> _What you are asked to do_: Convert the items from the line with "chevron-down-icon[interactable] bbox=[16, 237, 25, 246]" up to and including the line with "table-row[interactable]: gsc-cpfr-order-web 11" into a JSON list of strings, one string per line, leaving out blank lines.

>> START

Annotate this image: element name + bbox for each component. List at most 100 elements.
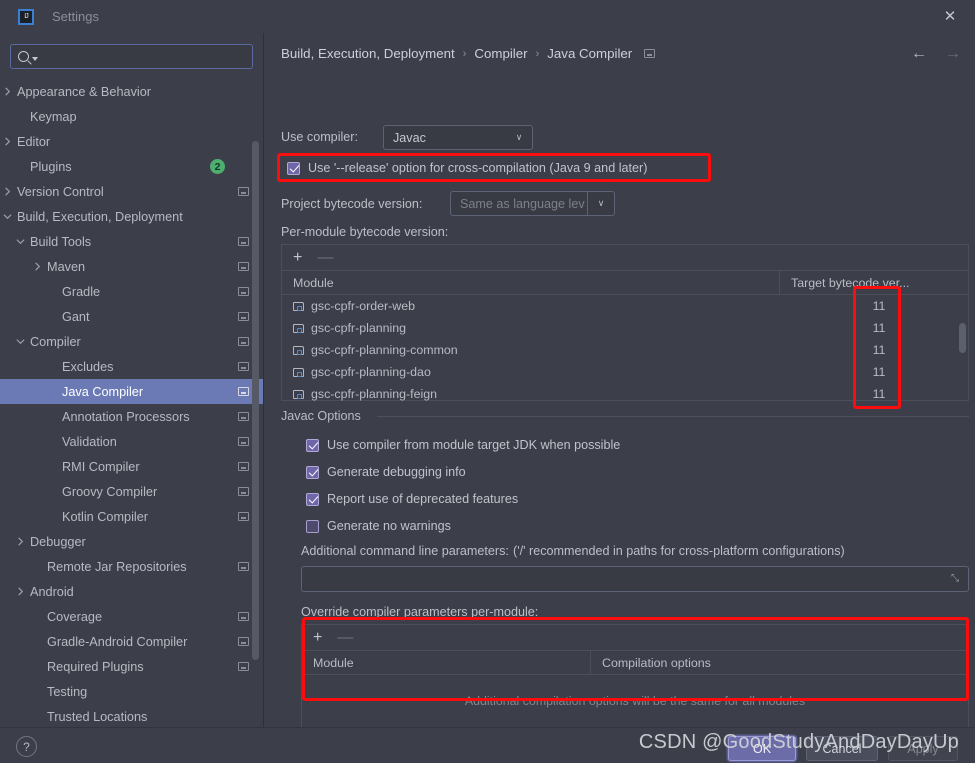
chevron-down-icon[interactable] bbox=[16, 237, 25, 246]
project-bytecode-dropdown[interactable]: Same as language lev ∨ bbox=[450, 191, 615, 216]
javac-option-checkbox[interactable] bbox=[306, 519, 319, 533]
sidebar-item-appearance-behavior[interactable]: Appearance & Behavior bbox=[0, 79, 263, 104]
restore-defaults-icon[interactable] bbox=[238, 362, 249, 371]
chevron-right-icon[interactable] bbox=[33, 262, 42, 271]
chevron-right-icon[interactable] bbox=[16, 537, 25, 546]
settings-sidebar: Appearance & Behavior Keymap Editor Plugins… bbox=[0, 33, 264, 727]
sidebar-item-groovy-compiler[interactable]: Groovy Compiler bbox=[0, 479, 263, 504]
sidebar-item-annotation-processors[interactable]: Annotation Processors bbox=[0, 404, 263, 429]
javac-option-checkbox[interactable] bbox=[306, 492, 319, 506]
sidebar-item-remote-jar-repositories[interactable]: Remote Jar Repositories bbox=[0, 554, 263, 579]
restore-defaults-icon[interactable] bbox=[238, 237, 249, 246]
javac-option-row[interactable]: Report use of deprecated features bbox=[306, 492, 518, 506]
sidebar-item-keymap[interactable]: Keymap bbox=[0, 104, 263, 129]
add-module-button[interactable]: + bbox=[293, 249, 302, 266]
column-header-module[interactable]: Module bbox=[282, 276, 779, 290]
table-row[interactable]: gsc-cpfr-order-web 11 bbox=[282, 295, 968, 317]
search-box[interactable] bbox=[10, 44, 253, 69]
restore-defaults-icon[interactable] bbox=[238, 512, 249, 521]
sidebar-item-trusted-locations[interactable]: Trusted Locations bbox=[0, 704, 263, 727]
release-option-checkbox[interactable] bbox=[287, 161, 300, 175]
chevron-down-icon[interactable] bbox=[32, 56, 38, 61]
restore-defaults-icon[interactable] bbox=[238, 262, 249, 271]
close-icon[interactable]: ✕ bbox=[941, 7, 959, 25]
add-override-button[interactable]: + bbox=[313, 629, 322, 646]
chevron-right-icon[interactable] bbox=[3, 87, 12, 96]
sidebar-item-excludes[interactable]: Excludes bbox=[0, 354, 263, 379]
restore-defaults-icon[interactable] bbox=[238, 187, 249, 196]
back-arrow-icon[interactable]: ← bbox=[911, 46, 927, 62]
sidebar-item-kotlin-compiler[interactable]: Kotlin Compiler bbox=[0, 504, 263, 529]
restore-defaults-icon[interactable] bbox=[238, 487, 249, 496]
per-module-table-scrollbar[interactable] bbox=[959, 323, 966, 353]
chevron-down-icon[interactable] bbox=[3, 212, 12, 221]
sidebar-item-coverage[interactable]: Coverage bbox=[0, 604, 263, 629]
sidebar-item-gant[interactable]: Gant bbox=[0, 304, 263, 329]
javac-option-checkbox[interactable] bbox=[306, 465, 319, 479]
restore-defaults-icon[interactable] bbox=[238, 412, 249, 421]
target-bytecode-version[interactable]: 11 bbox=[859, 365, 899, 379]
table-row[interactable]: gsc-cpfr-planning-common 11 bbox=[282, 339, 968, 361]
sidebar-scrollbar[interactable] bbox=[252, 141, 259, 660]
breadcrumb-part-2[interactable]: Compiler bbox=[474, 46, 527, 61]
sidebar-item-compiler[interactable]: Compiler bbox=[0, 329, 263, 354]
sidebar-item-testing[interactable]: Testing bbox=[0, 679, 263, 704]
sidebar-item-build-execution-deployment[interactable]: Build, Execution, Deployment bbox=[0, 204, 263, 229]
javac-option-row[interactable]: Use compiler from module target JDK when… bbox=[306, 438, 620, 452]
chevron-right-icon[interactable] bbox=[16, 587, 25, 596]
restore-defaults-icon[interactable] bbox=[238, 312, 249, 321]
sidebar-item-plugins[interactable]: Plugins 2 bbox=[0, 154, 263, 179]
table-row[interactable]: gsc-cpfr-planning-feign 11 bbox=[282, 383, 968, 405]
chevron-down-icon[interactable] bbox=[16, 337, 25, 346]
restore-defaults-icon[interactable] bbox=[238, 387, 249, 396]
column-header-target-bytecode[interactable]: Target bytecode ver... bbox=[780, 276, 968, 290]
restore-defaults-icon[interactable] bbox=[238, 462, 249, 471]
restore-defaults-icon[interactable] bbox=[644, 49, 656, 58]
target-bytecode-version[interactable]: 11 bbox=[859, 321, 899, 335]
restore-defaults-icon[interactable] bbox=[238, 562, 249, 571]
restore-defaults-icon[interactable] bbox=[238, 287, 249, 296]
sidebar-item-java-compiler[interactable]: Java Compiler bbox=[0, 379, 263, 404]
expand-icon[interactable]: ⤡ bbox=[951, 573, 962, 584]
sidebar-item-debugger[interactable]: Debugger bbox=[0, 529, 263, 554]
sidebar-item-maven[interactable]: Maven bbox=[0, 254, 263, 279]
restore-defaults-icon[interactable] bbox=[238, 662, 249, 671]
column-header-compilation-options[interactable]: Compilation options bbox=[591, 656, 968, 670]
use-compiler-dropdown[interactable]: Javac ∨ bbox=[383, 125, 533, 150]
breadcrumb-part-1[interactable]: Build, Execution, Deployment bbox=[281, 46, 455, 61]
column-header-module[interactable]: Module bbox=[302, 656, 590, 670]
restore-defaults-icon[interactable] bbox=[238, 637, 249, 646]
sidebar-item-version-control[interactable]: Version Control bbox=[0, 179, 263, 204]
sidebar-item-validation[interactable]: Validation bbox=[0, 429, 263, 454]
target-bytecode-version[interactable]: 11 bbox=[859, 299, 899, 313]
settings-main-panel: Build, Execution, Deployment › Compiler … bbox=[265, 33, 975, 727]
breadcrumb: Build, Execution, Deployment › Compiler … bbox=[281, 46, 656, 61]
sidebar-item-required-plugins[interactable]: Required Plugins bbox=[0, 654, 263, 679]
remove-module-button[interactable]: — bbox=[317, 249, 333, 266]
javac-option-row[interactable]: Generate debugging info bbox=[306, 465, 466, 479]
sidebar-item-build-tools[interactable]: Build Tools bbox=[0, 229, 263, 254]
chevron-right-icon[interactable] bbox=[3, 187, 12, 196]
sidebar-item-gradle-android-compiler[interactable]: Gradle-Android Compiler bbox=[0, 629, 263, 654]
sidebar-item-editor[interactable]: Editor bbox=[0, 129, 263, 154]
chevron-right-icon[interactable] bbox=[3, 137, 12, 146]
target-bytecode-version[interactable]: 11 bbox=[859, 343, 899, 357]
javac-option-checkbox[interactable] bbox=[306, 438, 319, 452]
sidebar-item-rmi-compiler[interactable]: RMI Compiler bbox=[0, 454, 263, 479]
sidebar-item-gradle[interactable]: Gradle bbox=[0, 279, 263, 304]
breadcrumb-part-3[interactable]: Java Compiler bbox=[547, 46, 632, 61]
sidebar-item-android[interactable]: Android bbox=[0, 579, 263, 604]
javac-option-row[interactable]: Generate no warnings bbox=[306, 519, 451, 533]
additional-params-input[interactable]: ⤡ bbox=[301, 566, 969, 592]
restore-defaults-icon[interactable] bbox=[238, 437, 249, 446]
target-bytecode-version[interactable]: 11 bbox=[859, 387, 899, 401]
help-button[interactable]: ? bbox=[16, 736, 37, 757]
table-row[interactable]: gsc-cpfr-planning-dao 11 bbox=[282, 361, 968, 383]
restore-defaults-icon[interactable] bbox=[238, 337, 249, 346]
search-input[interactable] bbox=[43, 49, 245, 64]
release-option-checkbox-row[interactable]: Use '--release' option for cross-compila… bbox=[287, 161, 647, 175]
forward-arrow-icon[interactable]: → bbox=[945, 46, 961, 62]
remove-override-button[interactable]: — bbox=[337, 629, 353, 646]
table-row[interactable]: gsc-cpfr-planning 11 bbox=[282, 317, 968, 339]
restore-defaults-icon[interactable] bbox=[238, 612, 249, 621]
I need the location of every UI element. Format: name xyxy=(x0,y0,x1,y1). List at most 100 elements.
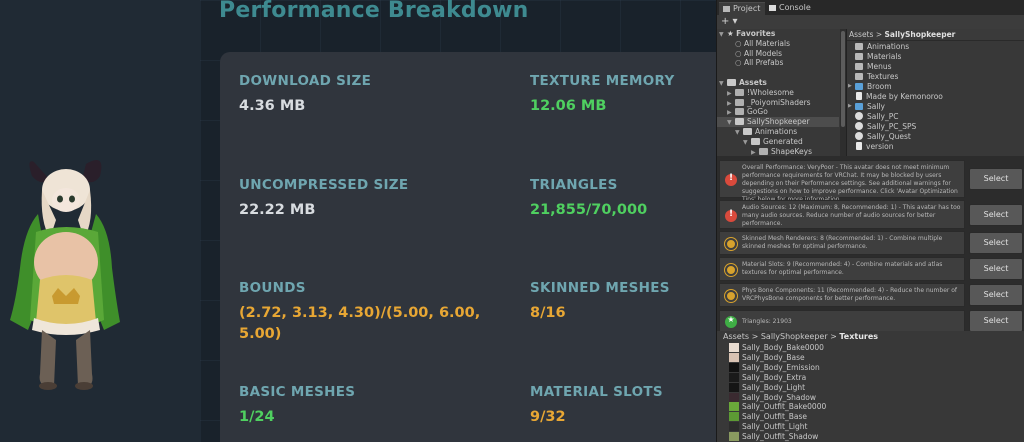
texture-item[interactable]: Sally_Outfit_Shadow xyxy=(729,432,818,442)
breadcrumb-mid[interactable]: SallyShopkeeper xyxy=(761,332,828,341)
asset-item-label: Sally_PC_SPS xyxy=(867,121,917,131)
breadcrumb-current[interactable]: Textures xyxy=(839,332,878,341)
asset-item-label: Textures xyxy=(867,71,899,81)
select-button[interactable]: Select xyxy=(969,204,1023,226)
select-button[interactable]: Select xyxy=(969,258,1023,280)
warning-icon xyxy=(725,290,737,302)
tree-item[interactable]: ○ All Models xyxy=(717,49,839,59)
expand-right-icon[interactable]: ▶ xyxy=(727,109,735,116)
texture-item[interactable]: Sally_Body_Bake0000 xyxy=(729,343,824,353)
project-tree[interactable]: ▼ ★ Favorites ○ All Materials ○ All Models ○… xyxy=(717,29,845,156)
tree-item-label: Generated xyxy=(763,136,803,146)
texture-item[interactable]: Sally_Body_Base xyxy=(729,352,805,363)
breadcrumb-root[interactable]: Assets xyxy=(723,332,749,341)
expand-right-icon[interactable]: ▶ xyxy=(848,83,852,89)
stat-label: UNCOMPRESSED SIZE xyxy=(239,177,409,193)
asset-item[interactable]: Materials xyxy=(855,52,901,62)
asset-item-label: version xyxy=(866,141,894,151)
stat-bounds: BOUNDS (2.72, 3.13, 4.30)/(5.00, 6.00, 5… xyxy=(239,280,501,345)
scrollbar-thumb[interactable] xyxy=(841,31,845,127)
folder-icon xyxy=(855,62,863,70)
expand-right-icon[interactable]: ▶ xyxy=(848,103,852,109)
folder-icon xyxy=(855,72,863,80)
texture-item-label: Sally_Body_Light xyxy=(742,382,806,392)
asset-item-label: Made by Kemonoroo xyxy=(866,91,943,101)
warning-item: Phys Bone Components: 11 (Recommended: 4… xyxy=(719,283,965,307)
folder-icon xyxy=(735,88,744,96)
tree-item-label: All Materials xyxy=(743,38,790,48)
tree-item[interactable]: ○ All Prefabs xyxy=(717,58,839,68)
expand-down-icon[interactable]: ▼ xyxy=(719,31,727,38)
tree-item[interactable]: ▶ _PoiyomiShaders xyxy=(717,98,839,108)
expand-down-icon[interactable]: ▼ xyxy=(719,80,727,87)
avatar-descriptor-icon xyxy=(855,111,863,120)
texture-browser: Assets > SallyShopkeeper > Textures Sall… xyxy=(717,331,1024,442)
texture-item[interactable]: Sally_Outfit_Light xyxy=(729,422,807,432)
expand-down-icon[interactable]: ▼ xyxy=(735,129,743,136)
texture-item[interactable]: Sally_Outfit_Bake0000 xyxy=(729,402,826,412)
tab-label: Project xyxy=(733,4,761,13)
select-button[interactable]: Select xyxy=(969,232,1023,254)
stat-value: 1/24 xyxy=(239,409,275,425)
asset-item[interactable]: Menus xyxy=(855,62,892,72)
asset-item[interactable]: Sally_Quest xyxy=(855,131,911,142)
asset-item[interactable]: ▶ Sally xyxy=(848,102,885,112)
expand-right-icon[interactable]: ▶ xyxy=(727,100,735,107)
select-button[interactable]: Select xyxy=(969,310,1023,332)
tree-item[interactable]: ▼ ★ Favorites xyxy=(717,29,839,39)
asset-item[interactable]: Animations xyxy=(855,42,909,52)
warning-text: Audio Sources: 12 (Maximum: 8, Recommend… xyxy=(742,204,961,227)
stat-label: DOWNLOAD SIZE xyxy=(239,73,372,89)
asset-item[interactable]: Sally_PC xyxy=(855,111,898,122)
expand-right-icon[interactable]: ▶ xyxy=(727,90,735,97)
stat-value: 21,855/70,000 xyxy=(530,202,648,218)
expand-down-icon[interactable]: ▼ xyxy=(743,139,751,146)
stat-label: TEXTURE MEMORY xyxy=(530,73,675,89)
texture-item-label: Sally_Outfit_Shadow xyxy=(742,432,819,442)
texture-item[interactable]: Sally_Body_Extra xyxy=(729,372,806,383)
star-icon: ★ xyxy=(725,315,737,328)
breadcrumb-sep: > xyxy=(751,332,759,341)
create-button[interactable]: + ▾ xyxy=(721,16,738,27)
folder-icon xyxy=(723,6,730,12)
folder-icon xyxy=(855,52,863,60)
texture-item[interactable]: Sally_Body_Light xyxy=(729,382,806,393)
asset-item[interactable]: ▶ Broom xyxy=(848,82,892,92)
texture-item[interactable]: Sally_Outfit_Base xyxy=(729,412,807,422)
warning-text: Phys Bone Components: 11 (Recommended: 4… xyxy=(742,287,958,302)
breadcrumb-current[interactable]: SallyShopkeeper xyxy=(885,30,956,39)
scene-viewport[interactable] xyxy=(0,0,200,442)
breadcrumb-root[interactable]: Assets xyxy=(849,30,873,39)
stat-value: (2.72, 3.13, 4.30)/(5.00, 6.00, 5.00) xyxy=(239,305,481,342)
asset-item[interactable]: version xyxy=(855,141,894,152)
asset-item[interactable]: Made by Kemonoroo xyxy=(855,91,943,102)
expand-right-icon[interactable]: ▶ xyxy=(751,149,759,156)
tree-item[interactable]: ▼ Animations xyxy=(717,127,839,137)
tree-item[interactable]: ▼ Generated xyxy=(717,137,839,147)
stat-skinned-meshes: SKINNED MESHES 8/16 xyxy=(530,280,716,324)
tree-item[interactable]: ▶ !Wholesome xyxy=(717,88,839,98)
asset-item[interactable]: Textures xyxy=(855,72,898,82)
avatar-model xyxy=(10,160,120,390)
select-button[interactable]: Select xyxy=(969,168,1023,190)
select-button[interactable]: Select xyxy=(969,284,1023,306)
tree-item[interactable]: ○ All Materials xyxy=(717,39,839,49)
asset-item-label: Materials xyxy=(867,51,902,61)
texture-thumbnail-icon xyxy=(729,432,739,442)
tree-item[interactable]: ▶ GoGo xyxy=(717,107,839,117)
tree-item[interactable]: ▶ ShapeKeys xyxy=(717,147,839,156)
folder-icon xyxy=(735,118,744,126)
asset-item[interactable]: Sally_PC_SPS xyxy=(855,121,917,132)
warning-icon xyxy=(725,238,737,250)
texture-item[interactable]: Sally_Body_Emission xyxy=(729,362,820,373)
tab-project[interactable]: Project xyxy=(719,2,766,15)
stat-label: SKINNED MESHES xyxy=(530,280,670,296)
texture-item[interactable]: Sally_Body_Shadow xyxy=(729,392,816,403)
tree-item[interactable]: ▼ Assets xyxy=(717,78,839,88)
tree-item[interactable]: ▼ SallyShopkeeper xyxy=(717,117,839,128)
tree-item-label: !Wholesome xyxy=(747,87,794,97)
tree-item-label: _PoiyomiShaders xyxy=(747,97,811,107)
expand-down-icon[interactable]: ▼ xyxy=(727,119,735,126)
tab-console[interactable]: Console xyxy=(765,2,816,15)
texture-item-label: Sally_Outfit_Base xyxy=(742,412,807,422)
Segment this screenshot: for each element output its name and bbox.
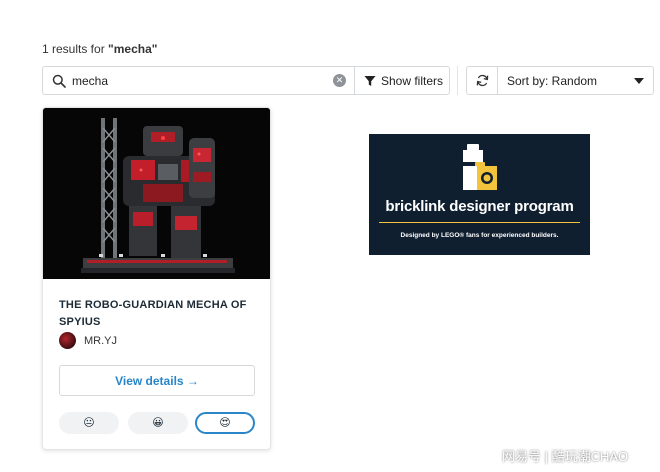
sort-label: Sort by: Random [507, 74, 598, 88]
view-details-button[interactable]: View details → [59, 365, 255, 396]
brick-logo-icon [463, 144, 497, 190]
banner-divider [379, 222, 580, 223]
show-filters-label: Show filters [381, 74, 444, 88]
refresh-icon [476, 74, 489, 87]
result-thumbnail[interactable] [43, 108, 270, 279]
reaction-smile-button[interactable]: 😀 [128, 412, 188, 434]
show-filters-button[interactable]: Show filters [354, 66, 450, 95]
smile-face-icon: 😀 [152, 417, 164, 429]
result-title[interactable]: THE ROBO-GUARDIAN MECHA OF SPYIUS [59, 297, 259, 331]
results-query: "mecha" [108, 42, 158, 56]
clear-icon[interactable]: ✕ [333, 74, 346, 87]
banner-wordmark: bricklink designer program [385, 198, 574, 215]
search-input[interactable]: mecha ✕ [42, 66, 354, 95]
author-name: MR.YJ [84, 335, 117, 347]
result-card: THE ROBO-GUARDIAN MECHA OF SPYIUS MR.YJ … [42, 107, 271, 450]
reaction-neutral-button[interactable]: 😐 [59, 412, 119, 434]
banner-tagline: Designed by LEGO® fans for experienced b… [400, 232, 559, 239]
neutral-face-icon: 😐 [83, 417, 95, 429]
mecha-model-image [43, 108, 270, 279]
result-title-line-1: THE ROBO-GUARDIAN MECHA OF [59, 299, 247, 311]
watermark: 网易号 | 酷玩潮CHAO [502, 449, 629, 464]
bricklink-designer-program-banner[interactable]: bricklink designer program Designed by L… [369, 134, 590, 255]
refresh-button[interactable] [467, 67, 498, 94]
search-icon [52, 74, 66, 88]
funnel-icon [364, 76, 376, 86]
search-value[interactable]: mecha [72, 74, 108, 88]
reaction-love-button[interactable]: 😍 [195, 412, 255, 434]
view-details-label: View details → [115, 374, 199, 388]
sort-dropdown[interactable]: Sort by: Random [499, 67, 653, 94]
chevron-down-icon [634, 78, 644, 84]
sort-controls: Sort by: Random [466, 66, 654, 95]
results-count: 1 results for "mecha" [42, 42, 157, 56]
toolbar-divider [457, 66, 458, 95]
results-count-prefix: 1 results for [42, 42, 109, 56]
avatar [59, 332, 76, 349]
heart-eyes-icon: 😍 [219, 417, 231, 429]
result-title-line-2: SPYIUS [59, 316, 101, 328]
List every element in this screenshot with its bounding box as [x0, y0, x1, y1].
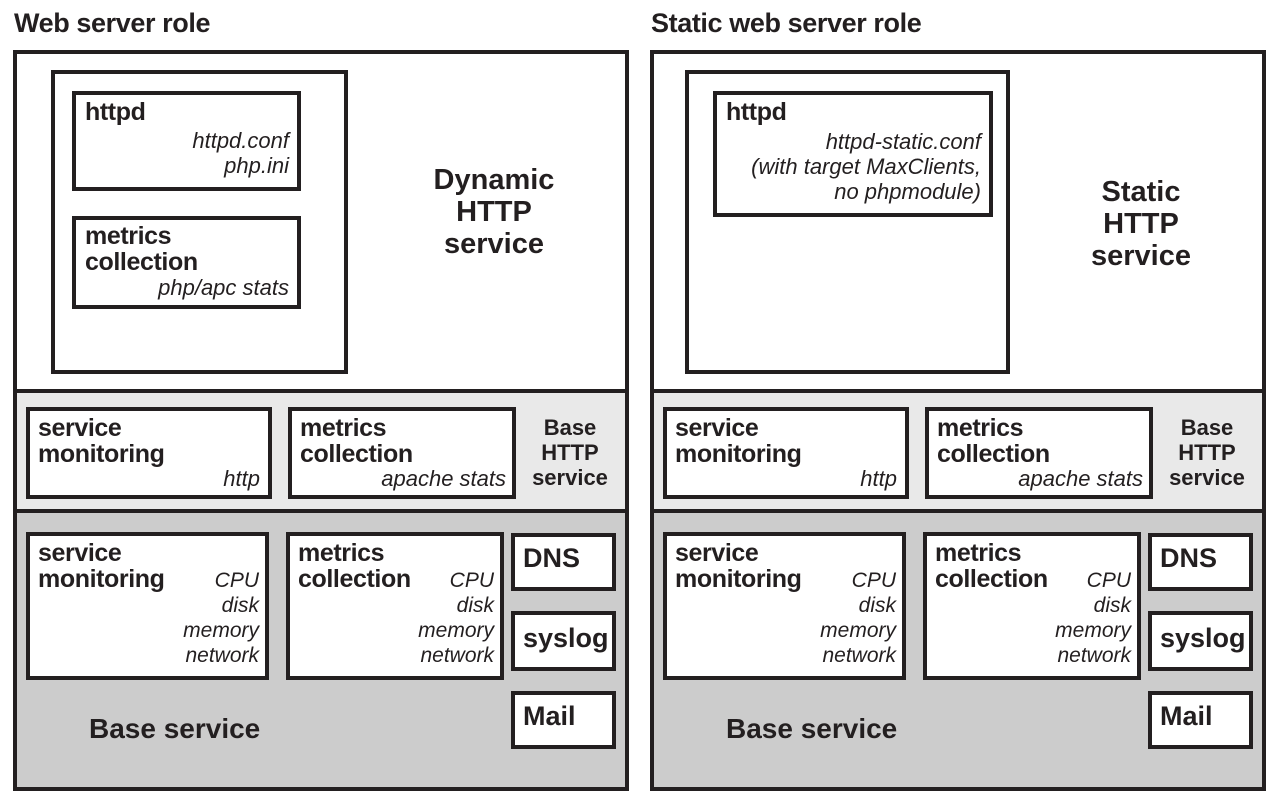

>> END

> _Finished task_:
[
  "chevron-down-icon[interactable] bbox=[16, 237, 25, 246]",
  "project-bytecode-dropdown[interactable]: Same as language lev ∨ bbox=[450, 191, 615, 216]",
  "javac-option-checkbox[interactable] bbox=[306, 519, 319, 533]",
  "sidebar-item-appearance-behavior[interactable]: Appearance & Behavior bbox=[0, 79, 263, 104]",
  "restore-defaults-icon[interactable] bbox=[238, 362, 249, 371]",
  "chevron-right-icon[interactable] bbox=[33, 262, 42, 271]",
  "chevron-right-icon[interactable] bbox=[16, 537, 25, 546]",
  "settings-sidebar: Appearance & Behavior Keymap Editor Plugins… bbox=[0, 33, 264, 727]",
  "sidebar-item-groovy-compiler[interactable]: Groovy Compiler bbox=[0, 479, 263, 504]",
  "sidebar-item-annotation-processors[interactable]: Annotation Processors bbox=[0, 404, 263, 429]",
  "javac-option-checkbox[interactable] bbox=[306, 492, 319, 506]",
  "sidebar-item-remote-jar-repositories[interactable]: Remote Jar Repositories bbox=[0, 554, 263, 579]",
  "restore-defaults-icon[interactable] bbox=[238, 237, 249, 246]",
  "javac-option-row[interactable]: Report use of deprecated features bbox=[306, 492, 518, 506]",
  "sidebar-item-keymap[interactable]: Keymap bbox=[0, 104, 263, 129]",
  "add-module-button[interactable]: + bbox=[293, 249, 302, 266]",
  "column-header-module[interactable]: Module bbox=[282, 276, 779, 290]",
  "table-row[interactable]: gsc-cpfr-order-web 11 bbox=[282, 295, 968, 317]"
]